Go through the entries below and print each one exactly, leaving out pictures.

::: Data for this exercise

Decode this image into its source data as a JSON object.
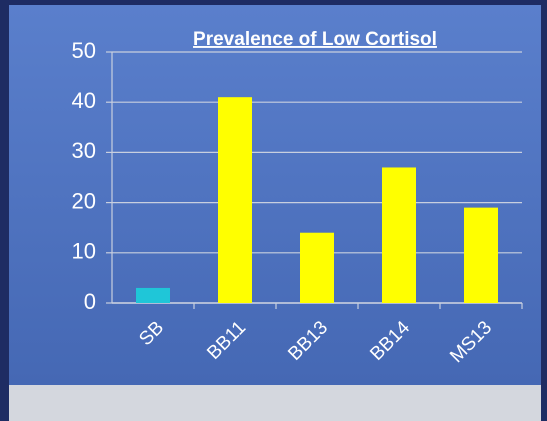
{
  "chart_data": {
    "type": "bar",
    "title": "Prevalence of Low Cortisol",
    "categories": [
      "SB",
      "BB11",
      "BB13",
      "BB14",
      "MS13"
    ],
    "values": [
      3,
      41,
      14,
      27,
      19
    ],
    "colors": [
      "#1fc6d8",
      "#ffff00",
      "#ffff00",
      "#ffff00",
      "#ffff00"
    ],
    "ylim": [
      0,
      50
    ],
    "yticks": [
      0,
      10,
      20,
      30,
      40,
      50
    ],
    "grid": true
  }
}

::::::

The output:
Decode this image into its source data as a JSON object.
{
  "chart_data": {
    "type": "bar",
    "title": "Prevalence of Low Cortisol",
    "categories": [
      "SB",
      "BB11",
      "BB13",
      "BB14",
      "MS13"
    ],
    "values": [
      3,
      41,
      14,
      27,
      19
    ],
    "colors": [
      "#1fc6d8",
      "#ffff00",
      "#ffff00",
      "#ffff00",
      "#ffff00"
    ],
    "ylim": [
      0,
      50
    ],
    "yticks": [
      0,
      10,
      20,
      30,
      40,
      50
    ],
    "grid": true
  }
}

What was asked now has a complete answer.